Give the number of lines in the listing below that include the word "this", with nothing more.

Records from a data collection
================================
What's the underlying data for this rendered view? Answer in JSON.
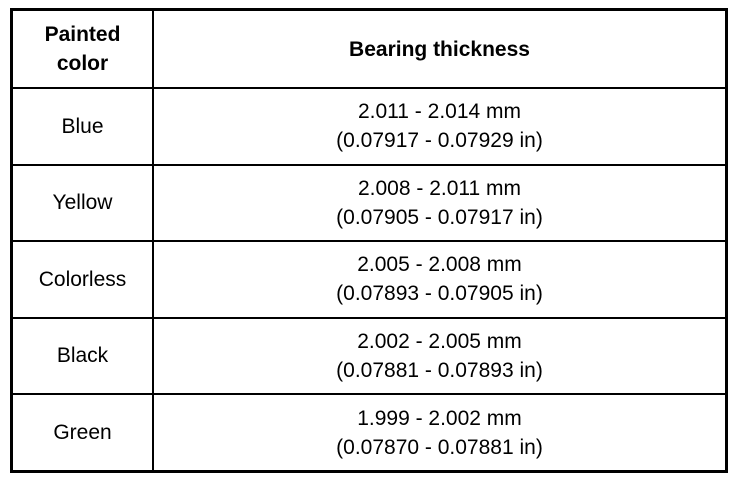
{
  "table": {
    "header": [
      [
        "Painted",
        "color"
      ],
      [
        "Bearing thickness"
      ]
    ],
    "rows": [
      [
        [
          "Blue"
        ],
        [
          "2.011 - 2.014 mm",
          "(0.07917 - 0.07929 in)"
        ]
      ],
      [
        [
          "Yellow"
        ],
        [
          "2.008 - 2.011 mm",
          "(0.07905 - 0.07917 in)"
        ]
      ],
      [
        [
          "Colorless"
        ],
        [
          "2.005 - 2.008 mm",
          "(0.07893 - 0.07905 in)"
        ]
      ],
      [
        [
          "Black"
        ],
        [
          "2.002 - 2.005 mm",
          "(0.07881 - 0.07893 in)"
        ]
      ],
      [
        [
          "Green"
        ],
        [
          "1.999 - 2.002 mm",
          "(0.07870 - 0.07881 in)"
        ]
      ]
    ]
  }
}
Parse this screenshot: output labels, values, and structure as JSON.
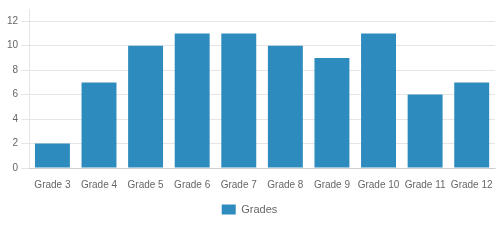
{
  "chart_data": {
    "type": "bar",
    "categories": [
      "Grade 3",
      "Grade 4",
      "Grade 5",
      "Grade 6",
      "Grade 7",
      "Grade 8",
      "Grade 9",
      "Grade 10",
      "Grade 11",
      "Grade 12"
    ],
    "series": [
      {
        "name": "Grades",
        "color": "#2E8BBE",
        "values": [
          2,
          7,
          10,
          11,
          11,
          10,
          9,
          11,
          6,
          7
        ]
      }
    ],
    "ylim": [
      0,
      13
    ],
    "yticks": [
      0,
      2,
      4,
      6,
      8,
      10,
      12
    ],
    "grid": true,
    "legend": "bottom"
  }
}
================================
* _CORRECT RESPONSE_: 2